Locate the string "content" in the listing below. Copy every line where it is found.

[Dataset rows]
——————
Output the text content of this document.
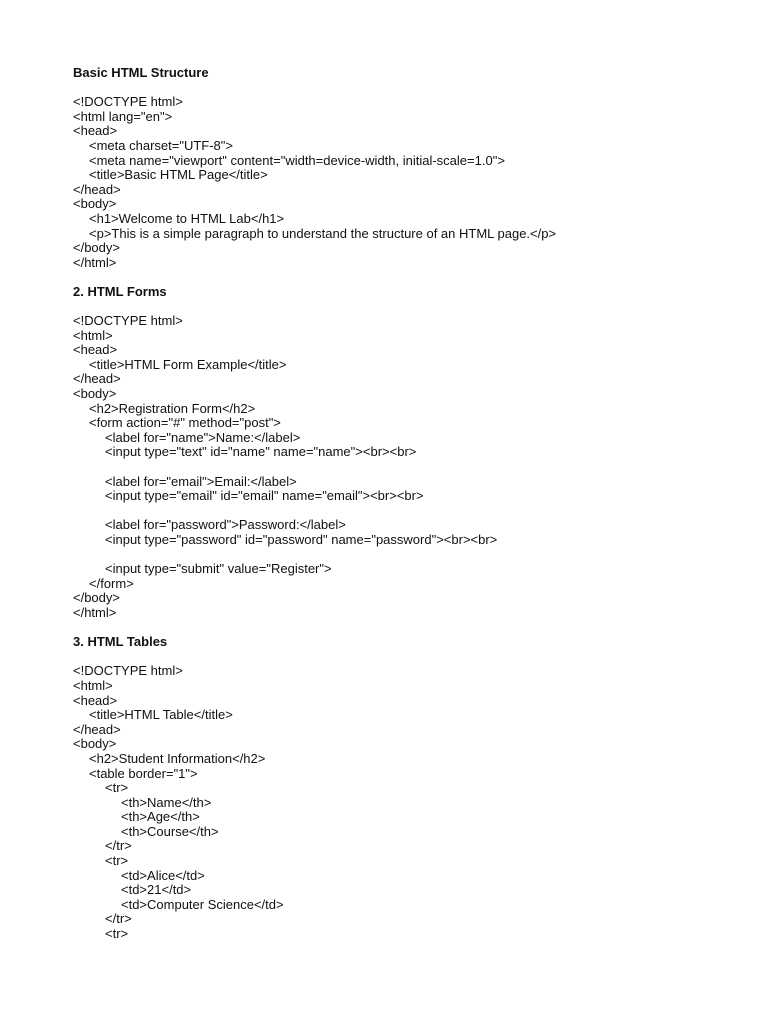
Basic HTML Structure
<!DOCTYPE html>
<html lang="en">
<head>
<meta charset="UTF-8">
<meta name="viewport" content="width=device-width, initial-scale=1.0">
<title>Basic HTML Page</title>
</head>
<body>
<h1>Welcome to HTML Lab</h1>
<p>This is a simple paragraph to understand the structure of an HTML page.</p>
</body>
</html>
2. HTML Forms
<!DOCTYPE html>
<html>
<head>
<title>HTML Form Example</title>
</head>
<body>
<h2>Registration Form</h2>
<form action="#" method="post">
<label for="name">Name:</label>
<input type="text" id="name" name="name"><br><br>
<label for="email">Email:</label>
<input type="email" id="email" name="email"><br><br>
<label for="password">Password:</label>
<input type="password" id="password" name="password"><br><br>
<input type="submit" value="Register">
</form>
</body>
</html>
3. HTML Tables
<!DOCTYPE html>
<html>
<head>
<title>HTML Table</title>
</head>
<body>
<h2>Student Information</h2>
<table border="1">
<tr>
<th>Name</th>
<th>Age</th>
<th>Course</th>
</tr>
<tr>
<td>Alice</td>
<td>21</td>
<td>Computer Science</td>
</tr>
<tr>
——————
▶ _SOLVED EXERCISE_
Output the text content of this document.
<meta name="viewport" content="width=device-width, initial-scale=1.0">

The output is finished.